Your goal: Copy each record exactly as it reads, leaving out any pictures it holds.

Supplied records:
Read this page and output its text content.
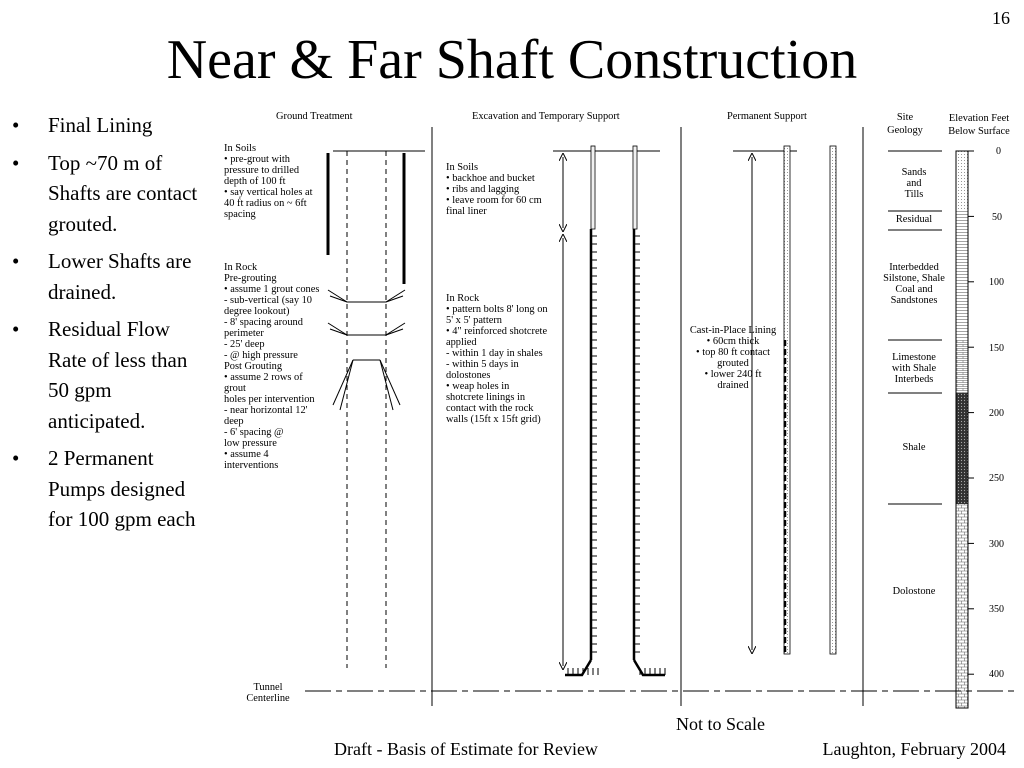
16
Near & Far Shaft Construction
• Final Lining
• Top ~70 m of Shafts are contact grouted.
• Lower Shafts are drained.
• Residual Flow Rate of less than 50 gpm anticipated.
• 2 Permanent Pumps designed for 100 gpm each
Ground Treatment	Excavation and Temporary Support	Permanent Support	Site
Geology
Elevation Feet
Below Surface
In Soils
• pre-grout with
pressure to drilled
depth of 100 ft
• say vertical holes at
40 ft radius on ~ 6ft
spacing
In Rock
Pre-grouting
• assume 1 grout cones
- sub-vertical (say 10
degree lookout)
- 8' spacing around
perimeter
- 25' deep
- @ high pressure
Post Grouting
• assume 2 rows of
grout
holes per intervention
- near horizontal 12'
deep
- 6' spacing @
low pressure
• assume 4
interventions
In Soils
• backhoe and bucket
• ribs and lagging
• leave room for 60 cm
final liner
In Rock
• pattern bolts 8' long on
5' x 5' pattern
• 4" reinforced shotcrete
applied
- within 1 day in shales
- within 5 days in
dolostones
• weap holes in
shotcrete linings in
contact with the rock
walls (15ft x 15ft grid)
Cast-in-Place Lining
• 60cm thick
• top 80 ft contact
grouted
• lower 240 ft
drained
Sands
and
Tills
Residual
Interbedded
Silstone, Shale
Coal and
Sandstones
Limestone
with Shale
Interbeds
Shale
Dolostone
0
50
100
150
200
250
300
350
400
Tunnel
Centerline
Not to Scale
Draft - Basis of Estimate for Review	Laughton, February 2004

Solution:
Read this page and output its text content.
16
Near & Far Shaft Construction
• Final Lining
• Top ~70 m of Shafts are contact grouted.
• Lower Shafts are drained.
• Residual Flow Rate of less than 50 gpm anticipated.
• 2 Permanent Pumps designed for 100 gpm each
Ground Treatment	Excavation and Temporary Support	Permanent Support	Site
Geology
Elevation Feet
Below Surface
In Soils
• pre-grout with
pressure to drilled
depth of 100 ft
• say vertical holes at
40 ft radius on ~ 6ft
spacing
In Rock
Pre-grouting
• assume 1 grout cones
- sub-vertical (say 10
degree lookout)
- 8' spacing around
perimeter
- 25' deep
- @ high pressure
Post Grouting
• assume 2 rows of
grout
holes per intervention
- near horizontal 12'
deep
- 6' spacing @
low pressure
• assume 4
interventions
In Soils
• backhoe and bucket
• ribs and lagging
• leave room for 60 cm
final liner
In Rock
• pattern bolts 8' long on
5' x 5' pattern
• 4" reinforced shotcrete
applied
- within 1 day in shales
- within 5 days in
dolostones
• weap holes in
shotcrete linings in
contact with the rock
walls (15ft x 15ft grid)
Cast-in-Place Lining
• 60cm thick
• top 80 ft contact
grouted
• lower 240 ft
drained
Sands
and
Tills
Residual
Interbedded
Silstone, Shale
Coal and
Sandstones
Limestone
with Shale
Interbeds
Shale
Dolostone
0
50
100
150
200
250
300
350
400
Tunnel
Centerline
Not to Scale
Draft - Basis of Estimate for Review	Laughton, February 2004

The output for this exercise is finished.